# [The exercise]
Bring together all lines of the material below that contain the string "Jarak".

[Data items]
+---+

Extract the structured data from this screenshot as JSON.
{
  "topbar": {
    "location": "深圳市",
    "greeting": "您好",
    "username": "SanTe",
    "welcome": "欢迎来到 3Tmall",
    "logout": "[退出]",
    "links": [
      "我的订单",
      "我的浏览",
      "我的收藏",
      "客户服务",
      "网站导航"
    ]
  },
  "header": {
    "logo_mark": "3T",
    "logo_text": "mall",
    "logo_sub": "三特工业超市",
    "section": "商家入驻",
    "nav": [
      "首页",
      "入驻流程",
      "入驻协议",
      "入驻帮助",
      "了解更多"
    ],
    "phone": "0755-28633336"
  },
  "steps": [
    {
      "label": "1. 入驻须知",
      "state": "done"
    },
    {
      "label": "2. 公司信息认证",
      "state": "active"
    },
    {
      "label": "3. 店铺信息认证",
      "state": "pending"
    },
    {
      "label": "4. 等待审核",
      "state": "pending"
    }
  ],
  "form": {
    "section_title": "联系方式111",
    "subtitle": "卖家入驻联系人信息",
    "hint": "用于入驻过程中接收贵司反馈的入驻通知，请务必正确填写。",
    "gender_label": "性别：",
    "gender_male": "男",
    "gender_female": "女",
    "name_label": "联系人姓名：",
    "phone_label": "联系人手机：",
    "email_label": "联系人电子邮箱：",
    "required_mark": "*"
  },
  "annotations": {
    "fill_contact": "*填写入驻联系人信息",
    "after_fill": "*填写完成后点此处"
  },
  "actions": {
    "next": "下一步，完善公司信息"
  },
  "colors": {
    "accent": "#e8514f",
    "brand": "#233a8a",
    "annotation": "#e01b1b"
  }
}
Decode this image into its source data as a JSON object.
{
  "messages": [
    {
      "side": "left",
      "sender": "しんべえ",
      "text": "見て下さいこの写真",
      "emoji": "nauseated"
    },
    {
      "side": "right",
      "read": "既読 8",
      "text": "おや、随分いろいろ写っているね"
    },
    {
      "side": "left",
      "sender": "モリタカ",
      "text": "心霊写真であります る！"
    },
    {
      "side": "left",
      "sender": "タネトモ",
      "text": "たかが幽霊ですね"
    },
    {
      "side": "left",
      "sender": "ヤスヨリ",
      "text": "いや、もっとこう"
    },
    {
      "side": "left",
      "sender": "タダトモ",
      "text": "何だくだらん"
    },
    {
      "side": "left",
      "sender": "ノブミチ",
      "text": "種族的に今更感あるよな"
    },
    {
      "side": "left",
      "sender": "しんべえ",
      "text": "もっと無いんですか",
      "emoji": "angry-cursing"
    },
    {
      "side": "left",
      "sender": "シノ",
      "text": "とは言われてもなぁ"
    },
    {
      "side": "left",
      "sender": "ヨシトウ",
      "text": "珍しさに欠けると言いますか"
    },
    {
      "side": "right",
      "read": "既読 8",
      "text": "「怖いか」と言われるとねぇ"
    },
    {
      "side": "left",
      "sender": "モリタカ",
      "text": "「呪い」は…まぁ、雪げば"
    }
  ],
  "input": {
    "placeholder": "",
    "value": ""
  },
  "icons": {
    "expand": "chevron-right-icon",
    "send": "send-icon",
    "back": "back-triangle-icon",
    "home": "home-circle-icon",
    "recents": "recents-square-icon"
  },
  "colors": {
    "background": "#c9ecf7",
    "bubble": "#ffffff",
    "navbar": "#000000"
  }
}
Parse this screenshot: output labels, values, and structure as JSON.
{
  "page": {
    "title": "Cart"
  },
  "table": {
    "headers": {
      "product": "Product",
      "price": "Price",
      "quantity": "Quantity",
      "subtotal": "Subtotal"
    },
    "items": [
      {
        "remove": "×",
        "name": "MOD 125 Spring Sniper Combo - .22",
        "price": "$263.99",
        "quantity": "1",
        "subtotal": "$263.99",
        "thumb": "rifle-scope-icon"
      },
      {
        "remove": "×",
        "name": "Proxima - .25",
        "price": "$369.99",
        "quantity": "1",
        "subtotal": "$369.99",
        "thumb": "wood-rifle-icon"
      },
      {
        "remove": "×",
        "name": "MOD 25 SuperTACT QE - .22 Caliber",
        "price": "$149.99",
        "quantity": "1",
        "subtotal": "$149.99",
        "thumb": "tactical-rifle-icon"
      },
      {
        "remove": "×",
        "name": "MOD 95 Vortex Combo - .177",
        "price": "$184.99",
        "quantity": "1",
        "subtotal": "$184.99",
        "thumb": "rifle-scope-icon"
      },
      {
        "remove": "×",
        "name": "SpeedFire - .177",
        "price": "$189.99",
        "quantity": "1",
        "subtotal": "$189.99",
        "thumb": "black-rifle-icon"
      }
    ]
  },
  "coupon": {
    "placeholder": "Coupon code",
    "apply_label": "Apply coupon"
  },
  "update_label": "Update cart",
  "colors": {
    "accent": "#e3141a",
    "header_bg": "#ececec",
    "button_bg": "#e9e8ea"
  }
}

+---+

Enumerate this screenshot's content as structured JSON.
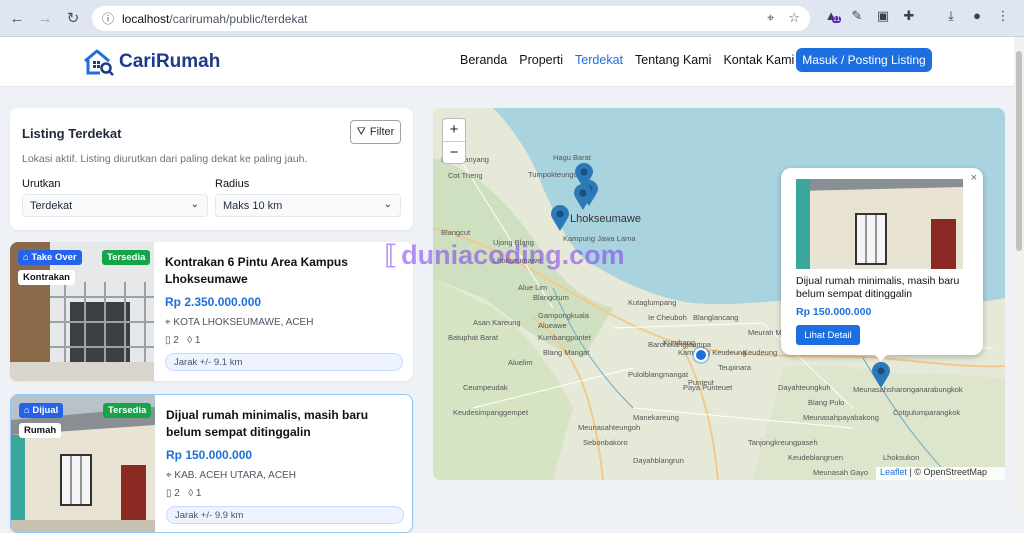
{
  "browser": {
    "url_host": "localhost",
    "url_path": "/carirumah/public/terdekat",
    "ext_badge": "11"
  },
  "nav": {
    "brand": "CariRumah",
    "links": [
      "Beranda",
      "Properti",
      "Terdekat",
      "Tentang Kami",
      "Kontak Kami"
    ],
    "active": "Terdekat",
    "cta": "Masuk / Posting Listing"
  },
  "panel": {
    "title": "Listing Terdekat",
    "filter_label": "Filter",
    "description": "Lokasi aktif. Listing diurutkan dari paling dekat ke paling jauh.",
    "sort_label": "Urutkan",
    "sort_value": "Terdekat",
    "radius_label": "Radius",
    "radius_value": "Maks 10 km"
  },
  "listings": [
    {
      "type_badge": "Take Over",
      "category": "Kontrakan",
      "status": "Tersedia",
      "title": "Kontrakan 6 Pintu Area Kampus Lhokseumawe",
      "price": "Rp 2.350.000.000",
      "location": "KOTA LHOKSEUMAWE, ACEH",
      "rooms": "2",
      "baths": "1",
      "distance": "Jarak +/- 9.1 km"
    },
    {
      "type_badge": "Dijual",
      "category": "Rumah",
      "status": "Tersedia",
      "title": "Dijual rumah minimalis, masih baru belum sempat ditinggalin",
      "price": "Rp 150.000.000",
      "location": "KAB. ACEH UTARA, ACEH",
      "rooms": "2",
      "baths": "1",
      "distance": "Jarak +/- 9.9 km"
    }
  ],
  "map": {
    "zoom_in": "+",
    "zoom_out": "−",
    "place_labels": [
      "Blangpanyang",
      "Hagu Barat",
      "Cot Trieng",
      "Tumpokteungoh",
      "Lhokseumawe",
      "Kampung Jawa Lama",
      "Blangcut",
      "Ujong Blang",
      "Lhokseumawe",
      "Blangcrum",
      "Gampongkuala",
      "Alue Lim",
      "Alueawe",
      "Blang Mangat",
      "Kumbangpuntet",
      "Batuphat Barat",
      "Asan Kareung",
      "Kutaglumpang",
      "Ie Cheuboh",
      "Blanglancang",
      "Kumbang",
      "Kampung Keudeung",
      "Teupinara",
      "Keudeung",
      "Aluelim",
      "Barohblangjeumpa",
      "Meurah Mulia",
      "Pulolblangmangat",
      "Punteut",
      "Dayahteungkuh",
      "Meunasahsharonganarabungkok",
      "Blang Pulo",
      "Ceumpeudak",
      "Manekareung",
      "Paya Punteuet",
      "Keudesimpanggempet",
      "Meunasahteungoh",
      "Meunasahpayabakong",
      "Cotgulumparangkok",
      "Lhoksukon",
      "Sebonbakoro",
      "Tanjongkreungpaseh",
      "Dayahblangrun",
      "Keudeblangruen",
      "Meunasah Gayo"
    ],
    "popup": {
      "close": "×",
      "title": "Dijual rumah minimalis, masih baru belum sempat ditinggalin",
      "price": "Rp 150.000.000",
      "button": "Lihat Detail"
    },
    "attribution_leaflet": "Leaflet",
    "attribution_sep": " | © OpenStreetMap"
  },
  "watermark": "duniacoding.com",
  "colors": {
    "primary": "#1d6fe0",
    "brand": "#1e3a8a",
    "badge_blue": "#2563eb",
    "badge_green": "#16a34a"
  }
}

+---+

# [Reply]
      "distance": "Jarak +/- 9.1 km"
      "distance": "Jarak +/- 9.9 km"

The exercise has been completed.